INPUT ROWS
START

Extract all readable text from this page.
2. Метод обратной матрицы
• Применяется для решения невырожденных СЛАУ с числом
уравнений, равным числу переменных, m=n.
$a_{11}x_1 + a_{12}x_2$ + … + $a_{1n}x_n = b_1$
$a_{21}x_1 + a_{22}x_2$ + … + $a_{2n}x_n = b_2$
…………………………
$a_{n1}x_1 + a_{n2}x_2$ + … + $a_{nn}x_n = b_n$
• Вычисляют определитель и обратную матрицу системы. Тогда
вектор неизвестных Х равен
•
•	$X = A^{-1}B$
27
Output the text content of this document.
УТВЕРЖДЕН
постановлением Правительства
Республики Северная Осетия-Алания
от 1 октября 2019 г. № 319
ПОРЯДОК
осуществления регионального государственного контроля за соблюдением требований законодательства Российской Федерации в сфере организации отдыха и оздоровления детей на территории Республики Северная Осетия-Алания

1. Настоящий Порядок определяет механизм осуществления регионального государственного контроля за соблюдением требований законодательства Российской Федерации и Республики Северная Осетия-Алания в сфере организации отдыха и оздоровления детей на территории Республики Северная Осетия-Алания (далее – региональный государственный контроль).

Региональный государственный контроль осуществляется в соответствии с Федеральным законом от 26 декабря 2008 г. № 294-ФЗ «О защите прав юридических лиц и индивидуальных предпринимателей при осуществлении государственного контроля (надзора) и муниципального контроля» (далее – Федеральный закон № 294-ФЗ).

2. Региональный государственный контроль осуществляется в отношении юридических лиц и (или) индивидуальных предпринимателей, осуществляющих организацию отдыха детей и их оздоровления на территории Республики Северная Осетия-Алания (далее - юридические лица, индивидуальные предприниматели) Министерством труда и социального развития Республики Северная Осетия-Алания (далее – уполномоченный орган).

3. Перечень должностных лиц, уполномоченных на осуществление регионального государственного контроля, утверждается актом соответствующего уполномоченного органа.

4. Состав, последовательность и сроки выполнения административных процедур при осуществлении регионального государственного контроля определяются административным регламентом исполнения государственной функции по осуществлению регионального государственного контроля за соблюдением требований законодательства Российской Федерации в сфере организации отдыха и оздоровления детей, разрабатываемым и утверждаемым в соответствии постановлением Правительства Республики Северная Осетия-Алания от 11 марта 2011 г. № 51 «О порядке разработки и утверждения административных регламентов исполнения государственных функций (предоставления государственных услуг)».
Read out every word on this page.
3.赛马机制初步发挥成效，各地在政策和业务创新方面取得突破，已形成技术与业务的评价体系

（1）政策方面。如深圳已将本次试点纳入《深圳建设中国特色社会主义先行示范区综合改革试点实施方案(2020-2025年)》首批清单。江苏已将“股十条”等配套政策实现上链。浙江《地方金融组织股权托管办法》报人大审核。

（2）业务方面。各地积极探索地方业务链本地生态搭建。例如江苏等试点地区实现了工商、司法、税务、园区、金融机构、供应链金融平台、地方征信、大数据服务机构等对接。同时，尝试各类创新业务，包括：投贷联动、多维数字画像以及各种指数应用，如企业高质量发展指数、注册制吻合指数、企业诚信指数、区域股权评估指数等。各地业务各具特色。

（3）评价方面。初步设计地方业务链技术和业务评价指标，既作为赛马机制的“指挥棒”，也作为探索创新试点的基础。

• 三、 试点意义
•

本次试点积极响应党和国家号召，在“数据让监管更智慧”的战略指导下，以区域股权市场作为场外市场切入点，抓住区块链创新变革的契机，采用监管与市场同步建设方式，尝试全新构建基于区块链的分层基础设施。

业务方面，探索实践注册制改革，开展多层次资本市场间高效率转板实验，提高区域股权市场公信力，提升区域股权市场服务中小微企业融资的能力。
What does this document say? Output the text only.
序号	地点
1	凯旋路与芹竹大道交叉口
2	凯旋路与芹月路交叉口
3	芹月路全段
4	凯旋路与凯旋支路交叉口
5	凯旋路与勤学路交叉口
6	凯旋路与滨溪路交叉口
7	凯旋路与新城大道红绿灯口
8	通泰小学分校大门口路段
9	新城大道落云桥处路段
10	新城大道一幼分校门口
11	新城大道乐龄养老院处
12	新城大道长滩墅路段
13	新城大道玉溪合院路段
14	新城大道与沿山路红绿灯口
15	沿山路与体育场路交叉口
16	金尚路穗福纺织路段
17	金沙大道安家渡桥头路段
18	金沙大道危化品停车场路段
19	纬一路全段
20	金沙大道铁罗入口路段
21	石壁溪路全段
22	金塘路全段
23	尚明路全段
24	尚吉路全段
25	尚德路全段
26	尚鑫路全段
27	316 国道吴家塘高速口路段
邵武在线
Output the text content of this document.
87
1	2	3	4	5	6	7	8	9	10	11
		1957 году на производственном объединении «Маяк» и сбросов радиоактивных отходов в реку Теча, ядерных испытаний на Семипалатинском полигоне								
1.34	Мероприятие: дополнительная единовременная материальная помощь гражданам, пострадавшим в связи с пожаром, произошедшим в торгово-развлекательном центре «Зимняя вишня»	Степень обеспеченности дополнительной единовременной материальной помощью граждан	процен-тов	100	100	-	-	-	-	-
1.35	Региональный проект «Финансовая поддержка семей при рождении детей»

END

DIRECTIONS FOR THIS TASK
Write the material out exactly, with nothing left out.

ANSWER TO THIS PROBLEM
Extract all readable text from this page.
2. Метод обратной матрицы
• Применяется для решения невырожденных СЛАУ с числом
уравнений, равным числу переменных, m=n.
$a_{11}x_1 + a_{12}x_2$ + … + $a_{1n}x_n = b_1$
$a_{21}x_1 + a_{22}x_2$ + … + $a_{2n}x_n = b_2$
…………………………
$a_{n1}x_1 + a_{n2}x_2$ + … + $a_{nn}x_n = b_n$
• Вычисляют определитель и обратную матрицу системы. Тогда
вектор неизвестных Х равен
•
•	$X = A^{-1}B$
27
Output the text content of this document.
УТВЕРЖДЕН
постановлением Правительства
Республики Северная Осетия-Алания
от 1 октября 2019 г. № 319
ПОРЯДОК
осуществления регионального государственного контроля за соблюдением требований законодательства Российской Федерации в сфере организации отдыха и оздоровления детей на территории Республики Северная Осетия-Алания

1. Настоящий Порядок определяет механизм осуществления регионального государственного контроля за соблюдением требований законодательства Российской Федерации и Республики Северная Осетия-Алания в сфере организации отдыха и оздоровления детей на территории Республики Северная Осетия-Алания (далее – региональный государственный контроль).

Региональный государственный контроль осуществляется в соответствии с Федеральным законом от 26 декабря 2008 г. № 294-ФЗ «О защите прав юридических лиц и индивидуальных предпринимателей при осуществлении государственного контроля (надзора) и муниципального контроля» (далее – Федеральный закон № 294-ФЗ).

2. Региональный государственный контроль осуществляется в отношении юридических лиц и (или) индивидуальных предпринимателей, осуществляющих организацию отдыха детей и их оздоровления на территории Республики Северная Осетия-Алания (далее - юридические лица, индивидуальные предприниматели) Министерством труда и социального развития Республики Северная Осетия-Алания (далее – уполномоченный орган).

3. Перечень должностных лиц, уполномоченных на осуществление регионального государственного контроля, утверждается актом соответствующего уполномоченного органа.

4. Состав, последовательность и сроки выполнения административных процедур при осуществлении регионального государственного контроля определяются административным регламентом исполнения государственной функции по осуществлению регионального государственного контроля за соблюдением требований законодательства Российской Федерации в сфере организации отдыха и оздоровления детей, разрабатываемым и утверждаемым в соответствии постановлением Правительства Республики Северная Осетия-Алания от 11 марта 2011 г. № 51 «О порядке разработки и утверждения административных регламентов исполнения государственных функций (предоставления государственных услуг)».
Read out every word on this page.
3.赛马机制初步发挥成效，各地在政策和业务创新方面取得突破，已形成技术与业务的评价体系

（1）政策方面。如深圳已将本次试点纳入《深圳建设中国特色社会主义先行示范区综合改革试点实施方案(2020-2025年)》首批清单。江苏已将“股十条”等配套政策实现上链。浙江《地方金融组织股权托管办法》报人大审核。

（2）业务方面。各地积极探索地方业务链本地生态搭建。例如江苏等试点地区实现了工商、司法、税务、园区、金融机构、供应链金融平台、地方征信、大数据服务机构等对接。同时，尝试各类创新业务，包括：投贷联动、多维数字画像以及各种指数应用，如企业高质量发展指数、注册制吻合指数、企业诚信指数、区域股权评估指数等。各地业务各具特色。

（3）评价方面。初步设计地方业务链技术和业务评价指标，既作为赛马机制的“指挥棒”，也作为探索创新试点的基础。

• 三、 试点意义
•

本次试点积极响应党和国家号召，在“数据让监管更智慧”的战略指导下，以区域股权市场作为场外市场切入点，抓住区块链创新变革的契机，采用监管与市场同步建设方式，尝试全新构建基于区块链的分层基础设施。

业务方面，探索实践注册制改革，开展多层次资本市场间高效率转板实验，提高区域股权市场公信力，提升区域股权市场服务中小微企业融资的能力。
What does this document say? Output the text only.
序号	地点
1	凯旋路与芹竹大道交叉口
2	凯旋路与芹月路交叉口
3	芹月路全段
4	凯旋路与凯旋支路交叉口
5	凯旋路与勤学路交叉口
6	凯旋路与滨溪路交叉口
7	凯旋路与新城大道红绿灯口
8	通泰小学分校大门口路段
9	新城大道落云桥处路段
10	新城大道一幼分校门口
11	新城大道乐龄养老院处
12	新城大道长滩墅路段
13	新城大道玉溪合院路段
14	新城大道与沿山路红绿灯口
15	沿山路与体育场路交叉口
16	金尚路穗福纺织路段
17	金沙大道安家渡桥头路段
18	金沙大道危化品停车场路段
19	纬一路全段
20	金沙大道铁罗入口路段
21	石壁溪路全段
22	金塘路全段
23	尚明路全段
24	尚吉路全段
25	尚德路全段
26	尚鑫路全段
27	316 国道吴家塘高速口路段
邵武在线
Output the text content of this document.
87
1	2	3	4	5	6	7	8	9	10	11
		1957 году на производственном объединении «Маяк» и сбросов радиоактивных отходов в реку Теча, ядерных испытаний на Семипалатинском полигоне								
1.34	Мероприятие: дополнительная единовременная материальная помощь гражданам, пострадавшим в связи с пожаром, произошедшим в торгово-развлекательном центре «Зимняя вишня»	Степень обеспеченности дополнительной единовременной материальной помощью граждан	процен-тов	100	100	-	-	-	-	-
1.35	Региональный проект «Финансовая поддержка семей при рождении детей»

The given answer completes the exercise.